- **Given task**:
Set out every line bearing the string "JSON".

--- begin Records for the exercise ---

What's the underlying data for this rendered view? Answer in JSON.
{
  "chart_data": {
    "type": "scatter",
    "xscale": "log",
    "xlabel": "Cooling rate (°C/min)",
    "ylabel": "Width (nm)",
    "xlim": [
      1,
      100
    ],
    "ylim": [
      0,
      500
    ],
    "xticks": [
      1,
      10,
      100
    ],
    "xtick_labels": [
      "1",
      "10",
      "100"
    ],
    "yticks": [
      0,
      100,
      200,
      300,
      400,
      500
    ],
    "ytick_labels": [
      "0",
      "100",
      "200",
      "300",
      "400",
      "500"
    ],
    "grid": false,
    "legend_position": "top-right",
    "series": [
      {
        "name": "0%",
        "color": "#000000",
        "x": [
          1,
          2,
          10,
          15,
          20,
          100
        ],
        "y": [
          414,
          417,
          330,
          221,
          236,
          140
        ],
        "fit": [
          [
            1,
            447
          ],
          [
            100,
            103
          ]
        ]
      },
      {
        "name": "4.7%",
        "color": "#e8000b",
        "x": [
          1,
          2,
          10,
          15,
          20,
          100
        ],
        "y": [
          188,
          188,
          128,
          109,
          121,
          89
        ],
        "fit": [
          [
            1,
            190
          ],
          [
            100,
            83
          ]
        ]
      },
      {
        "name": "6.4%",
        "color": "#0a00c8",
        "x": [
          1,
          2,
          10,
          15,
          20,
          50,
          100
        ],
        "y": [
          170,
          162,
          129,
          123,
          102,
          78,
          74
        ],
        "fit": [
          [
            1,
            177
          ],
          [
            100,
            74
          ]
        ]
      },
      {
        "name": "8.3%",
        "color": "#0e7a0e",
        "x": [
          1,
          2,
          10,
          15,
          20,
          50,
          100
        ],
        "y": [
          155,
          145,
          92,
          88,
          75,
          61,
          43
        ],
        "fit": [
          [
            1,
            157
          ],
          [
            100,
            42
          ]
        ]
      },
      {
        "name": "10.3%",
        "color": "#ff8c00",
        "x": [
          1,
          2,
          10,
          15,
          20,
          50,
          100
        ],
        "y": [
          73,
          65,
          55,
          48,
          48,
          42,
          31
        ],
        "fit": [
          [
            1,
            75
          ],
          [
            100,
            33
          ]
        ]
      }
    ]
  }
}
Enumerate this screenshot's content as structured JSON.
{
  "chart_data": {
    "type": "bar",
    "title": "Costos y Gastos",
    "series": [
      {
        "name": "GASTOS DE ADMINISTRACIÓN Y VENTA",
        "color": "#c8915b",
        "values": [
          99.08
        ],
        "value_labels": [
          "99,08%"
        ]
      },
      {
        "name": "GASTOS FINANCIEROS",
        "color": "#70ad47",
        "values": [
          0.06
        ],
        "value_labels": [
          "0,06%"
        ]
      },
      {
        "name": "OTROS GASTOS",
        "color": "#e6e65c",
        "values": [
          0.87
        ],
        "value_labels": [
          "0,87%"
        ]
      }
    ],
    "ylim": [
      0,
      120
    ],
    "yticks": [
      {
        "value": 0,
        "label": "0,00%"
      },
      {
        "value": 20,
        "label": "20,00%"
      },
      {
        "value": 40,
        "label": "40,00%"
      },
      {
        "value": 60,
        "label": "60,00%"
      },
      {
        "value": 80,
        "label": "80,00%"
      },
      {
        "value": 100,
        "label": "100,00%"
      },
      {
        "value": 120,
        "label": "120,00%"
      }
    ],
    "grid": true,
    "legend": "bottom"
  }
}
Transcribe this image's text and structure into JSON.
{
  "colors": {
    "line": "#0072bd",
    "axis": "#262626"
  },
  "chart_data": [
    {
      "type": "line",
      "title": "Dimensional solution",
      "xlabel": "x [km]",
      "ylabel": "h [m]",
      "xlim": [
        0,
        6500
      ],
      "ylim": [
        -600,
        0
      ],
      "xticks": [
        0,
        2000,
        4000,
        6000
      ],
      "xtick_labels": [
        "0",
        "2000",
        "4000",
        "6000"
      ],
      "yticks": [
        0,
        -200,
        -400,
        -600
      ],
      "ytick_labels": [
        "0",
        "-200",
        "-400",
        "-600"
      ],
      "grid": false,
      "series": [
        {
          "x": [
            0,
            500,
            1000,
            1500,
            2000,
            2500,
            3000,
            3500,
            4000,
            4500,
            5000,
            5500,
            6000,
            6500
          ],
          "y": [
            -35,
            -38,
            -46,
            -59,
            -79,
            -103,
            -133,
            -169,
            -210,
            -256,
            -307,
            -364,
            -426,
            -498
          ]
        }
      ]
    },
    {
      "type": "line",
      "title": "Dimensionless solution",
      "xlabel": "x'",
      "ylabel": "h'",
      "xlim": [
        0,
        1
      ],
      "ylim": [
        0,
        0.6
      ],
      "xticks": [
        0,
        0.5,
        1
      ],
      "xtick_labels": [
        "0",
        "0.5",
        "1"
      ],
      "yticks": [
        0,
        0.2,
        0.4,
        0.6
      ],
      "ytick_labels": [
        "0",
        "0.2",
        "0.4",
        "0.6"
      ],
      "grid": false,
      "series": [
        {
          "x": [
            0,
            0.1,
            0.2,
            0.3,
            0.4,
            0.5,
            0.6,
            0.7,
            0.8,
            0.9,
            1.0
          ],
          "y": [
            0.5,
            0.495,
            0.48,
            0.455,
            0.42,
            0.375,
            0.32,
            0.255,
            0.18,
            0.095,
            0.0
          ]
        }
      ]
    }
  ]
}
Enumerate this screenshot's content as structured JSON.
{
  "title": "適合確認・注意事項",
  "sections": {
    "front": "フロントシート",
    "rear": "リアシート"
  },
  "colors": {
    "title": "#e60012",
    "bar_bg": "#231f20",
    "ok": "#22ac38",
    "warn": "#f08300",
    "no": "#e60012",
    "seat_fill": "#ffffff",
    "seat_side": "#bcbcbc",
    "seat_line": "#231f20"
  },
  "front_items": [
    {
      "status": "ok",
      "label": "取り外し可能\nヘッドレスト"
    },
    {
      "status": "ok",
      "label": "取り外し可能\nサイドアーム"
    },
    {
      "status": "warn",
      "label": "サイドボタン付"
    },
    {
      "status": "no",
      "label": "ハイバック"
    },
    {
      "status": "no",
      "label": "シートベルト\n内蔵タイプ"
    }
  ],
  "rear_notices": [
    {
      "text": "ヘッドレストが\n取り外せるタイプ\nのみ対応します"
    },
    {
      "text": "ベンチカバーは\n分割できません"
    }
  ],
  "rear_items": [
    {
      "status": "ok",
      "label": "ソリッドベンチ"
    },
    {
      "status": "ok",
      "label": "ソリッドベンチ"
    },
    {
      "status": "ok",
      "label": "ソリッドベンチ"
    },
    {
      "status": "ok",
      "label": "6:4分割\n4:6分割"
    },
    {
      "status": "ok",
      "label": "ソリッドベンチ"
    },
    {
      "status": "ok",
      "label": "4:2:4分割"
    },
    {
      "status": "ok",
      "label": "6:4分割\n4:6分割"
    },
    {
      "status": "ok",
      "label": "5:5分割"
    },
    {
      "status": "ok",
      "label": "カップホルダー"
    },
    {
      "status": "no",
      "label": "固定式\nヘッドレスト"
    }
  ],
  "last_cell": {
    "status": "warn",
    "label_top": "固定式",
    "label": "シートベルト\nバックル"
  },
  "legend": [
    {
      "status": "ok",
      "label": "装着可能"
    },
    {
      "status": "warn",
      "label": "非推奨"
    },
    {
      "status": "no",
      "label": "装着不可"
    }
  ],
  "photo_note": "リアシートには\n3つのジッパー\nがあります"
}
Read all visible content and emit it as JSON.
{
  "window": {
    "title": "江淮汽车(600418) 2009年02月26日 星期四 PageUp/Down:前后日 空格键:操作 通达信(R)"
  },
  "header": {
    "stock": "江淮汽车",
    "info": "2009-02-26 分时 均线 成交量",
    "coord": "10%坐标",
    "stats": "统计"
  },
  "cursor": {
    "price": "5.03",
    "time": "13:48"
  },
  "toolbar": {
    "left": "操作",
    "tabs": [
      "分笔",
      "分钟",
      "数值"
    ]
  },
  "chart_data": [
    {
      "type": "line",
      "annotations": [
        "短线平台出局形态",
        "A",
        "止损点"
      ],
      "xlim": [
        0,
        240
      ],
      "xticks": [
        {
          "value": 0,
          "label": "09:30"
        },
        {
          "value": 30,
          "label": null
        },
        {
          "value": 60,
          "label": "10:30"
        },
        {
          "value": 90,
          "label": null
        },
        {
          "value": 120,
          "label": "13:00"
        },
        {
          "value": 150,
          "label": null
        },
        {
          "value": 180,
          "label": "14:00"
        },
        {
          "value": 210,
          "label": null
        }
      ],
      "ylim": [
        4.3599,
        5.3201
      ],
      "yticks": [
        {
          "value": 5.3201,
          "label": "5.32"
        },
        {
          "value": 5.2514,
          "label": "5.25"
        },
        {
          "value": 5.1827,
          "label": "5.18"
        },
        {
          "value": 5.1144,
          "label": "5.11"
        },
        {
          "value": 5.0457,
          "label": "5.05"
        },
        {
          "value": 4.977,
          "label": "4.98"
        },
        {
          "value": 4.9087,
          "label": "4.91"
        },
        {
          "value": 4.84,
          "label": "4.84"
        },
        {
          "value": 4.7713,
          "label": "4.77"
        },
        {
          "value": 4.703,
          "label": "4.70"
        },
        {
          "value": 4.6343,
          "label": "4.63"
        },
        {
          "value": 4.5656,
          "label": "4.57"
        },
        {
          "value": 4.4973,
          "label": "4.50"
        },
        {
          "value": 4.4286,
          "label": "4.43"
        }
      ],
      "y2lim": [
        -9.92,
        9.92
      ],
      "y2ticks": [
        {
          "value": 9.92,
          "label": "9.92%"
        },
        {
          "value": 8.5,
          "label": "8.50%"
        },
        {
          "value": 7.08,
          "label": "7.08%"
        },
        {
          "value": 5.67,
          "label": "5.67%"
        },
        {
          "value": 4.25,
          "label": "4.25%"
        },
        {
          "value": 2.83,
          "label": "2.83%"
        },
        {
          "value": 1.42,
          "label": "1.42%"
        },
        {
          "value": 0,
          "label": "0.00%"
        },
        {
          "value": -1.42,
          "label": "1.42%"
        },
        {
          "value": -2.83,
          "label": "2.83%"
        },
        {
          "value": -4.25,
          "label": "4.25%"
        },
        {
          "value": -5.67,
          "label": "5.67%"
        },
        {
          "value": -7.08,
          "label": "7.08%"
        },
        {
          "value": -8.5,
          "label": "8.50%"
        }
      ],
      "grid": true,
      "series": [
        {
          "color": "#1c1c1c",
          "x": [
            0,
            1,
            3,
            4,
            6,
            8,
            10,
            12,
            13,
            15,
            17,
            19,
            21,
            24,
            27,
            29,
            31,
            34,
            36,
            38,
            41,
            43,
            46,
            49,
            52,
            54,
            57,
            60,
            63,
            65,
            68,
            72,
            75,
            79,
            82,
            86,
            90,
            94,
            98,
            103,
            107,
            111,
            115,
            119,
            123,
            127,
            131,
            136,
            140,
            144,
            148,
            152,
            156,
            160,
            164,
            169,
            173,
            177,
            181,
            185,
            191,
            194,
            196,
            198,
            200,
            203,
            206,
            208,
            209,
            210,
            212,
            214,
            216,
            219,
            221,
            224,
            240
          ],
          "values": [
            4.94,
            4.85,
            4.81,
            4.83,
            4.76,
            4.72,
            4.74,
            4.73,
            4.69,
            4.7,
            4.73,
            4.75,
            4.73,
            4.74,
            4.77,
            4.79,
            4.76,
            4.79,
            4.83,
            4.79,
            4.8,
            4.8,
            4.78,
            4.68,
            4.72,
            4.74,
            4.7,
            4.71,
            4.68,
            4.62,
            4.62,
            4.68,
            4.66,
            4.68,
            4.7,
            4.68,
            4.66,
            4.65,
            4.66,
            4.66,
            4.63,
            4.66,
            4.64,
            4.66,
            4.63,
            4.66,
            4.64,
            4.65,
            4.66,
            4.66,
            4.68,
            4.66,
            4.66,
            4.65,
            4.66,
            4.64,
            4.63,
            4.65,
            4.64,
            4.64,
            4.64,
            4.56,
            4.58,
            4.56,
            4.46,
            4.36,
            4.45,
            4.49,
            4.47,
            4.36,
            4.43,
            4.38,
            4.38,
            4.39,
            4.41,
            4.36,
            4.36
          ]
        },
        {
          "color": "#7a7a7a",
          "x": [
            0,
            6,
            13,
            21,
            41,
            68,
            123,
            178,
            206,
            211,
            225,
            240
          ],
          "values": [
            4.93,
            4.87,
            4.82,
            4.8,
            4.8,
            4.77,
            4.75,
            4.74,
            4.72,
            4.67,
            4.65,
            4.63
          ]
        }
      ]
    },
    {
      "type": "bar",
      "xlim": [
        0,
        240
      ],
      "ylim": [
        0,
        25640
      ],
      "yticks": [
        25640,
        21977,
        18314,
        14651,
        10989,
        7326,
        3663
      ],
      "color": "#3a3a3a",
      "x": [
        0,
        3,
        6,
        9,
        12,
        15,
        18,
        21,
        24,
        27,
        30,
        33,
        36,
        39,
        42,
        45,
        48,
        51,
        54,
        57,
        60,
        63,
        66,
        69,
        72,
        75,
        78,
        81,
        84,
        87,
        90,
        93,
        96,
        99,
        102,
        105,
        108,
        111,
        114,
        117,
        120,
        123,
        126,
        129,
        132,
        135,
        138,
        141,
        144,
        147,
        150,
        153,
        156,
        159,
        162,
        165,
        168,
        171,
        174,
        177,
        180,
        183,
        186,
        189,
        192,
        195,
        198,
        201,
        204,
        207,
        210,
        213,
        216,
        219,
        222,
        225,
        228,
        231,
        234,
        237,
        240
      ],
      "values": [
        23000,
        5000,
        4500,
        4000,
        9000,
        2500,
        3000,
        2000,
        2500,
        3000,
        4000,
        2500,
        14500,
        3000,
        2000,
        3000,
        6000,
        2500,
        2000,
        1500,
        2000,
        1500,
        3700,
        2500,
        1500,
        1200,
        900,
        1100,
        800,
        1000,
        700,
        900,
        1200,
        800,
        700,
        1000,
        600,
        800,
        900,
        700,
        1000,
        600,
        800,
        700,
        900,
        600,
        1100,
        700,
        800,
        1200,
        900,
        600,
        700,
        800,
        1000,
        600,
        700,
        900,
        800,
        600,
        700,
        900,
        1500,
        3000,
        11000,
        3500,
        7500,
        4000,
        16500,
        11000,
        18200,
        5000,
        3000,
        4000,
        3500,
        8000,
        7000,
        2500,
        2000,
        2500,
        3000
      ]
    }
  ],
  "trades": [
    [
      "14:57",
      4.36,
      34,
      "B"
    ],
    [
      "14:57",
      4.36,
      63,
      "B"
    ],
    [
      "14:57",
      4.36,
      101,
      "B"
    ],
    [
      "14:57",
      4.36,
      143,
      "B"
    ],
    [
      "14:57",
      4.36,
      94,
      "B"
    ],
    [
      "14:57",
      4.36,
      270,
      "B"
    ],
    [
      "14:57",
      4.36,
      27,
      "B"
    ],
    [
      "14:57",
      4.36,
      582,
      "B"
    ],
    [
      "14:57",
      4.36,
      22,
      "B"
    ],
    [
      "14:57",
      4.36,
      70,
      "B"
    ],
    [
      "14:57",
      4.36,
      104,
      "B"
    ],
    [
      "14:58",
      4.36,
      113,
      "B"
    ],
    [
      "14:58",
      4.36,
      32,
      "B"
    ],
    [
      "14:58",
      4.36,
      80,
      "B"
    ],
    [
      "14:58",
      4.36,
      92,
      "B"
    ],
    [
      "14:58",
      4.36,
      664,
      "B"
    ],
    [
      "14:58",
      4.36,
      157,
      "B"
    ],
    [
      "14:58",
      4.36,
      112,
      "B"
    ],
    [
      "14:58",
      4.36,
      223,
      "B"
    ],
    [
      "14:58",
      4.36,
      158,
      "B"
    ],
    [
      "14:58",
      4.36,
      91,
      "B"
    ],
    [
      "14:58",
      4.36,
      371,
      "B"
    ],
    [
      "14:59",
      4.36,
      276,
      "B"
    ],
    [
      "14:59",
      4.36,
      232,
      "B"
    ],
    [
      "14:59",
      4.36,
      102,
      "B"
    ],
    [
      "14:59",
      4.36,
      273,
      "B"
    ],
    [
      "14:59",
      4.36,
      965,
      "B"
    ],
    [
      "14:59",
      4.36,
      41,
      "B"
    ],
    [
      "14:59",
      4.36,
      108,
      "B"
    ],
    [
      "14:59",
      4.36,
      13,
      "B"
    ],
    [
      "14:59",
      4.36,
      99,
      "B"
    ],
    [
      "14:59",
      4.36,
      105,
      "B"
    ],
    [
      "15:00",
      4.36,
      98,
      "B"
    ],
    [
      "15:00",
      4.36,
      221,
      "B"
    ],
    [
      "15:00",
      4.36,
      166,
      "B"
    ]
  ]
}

--- end Records for the exercise ---

- **Task answer**:
What's the underlying data for this rendered view? Answer in JSON.
Enumerate this screenshot's content as structured JSON.
Transcribe this image's text and structure into JSON.
Enumerate this screenshot's content as structured JSON.
Read all visible content and emit it as JSON.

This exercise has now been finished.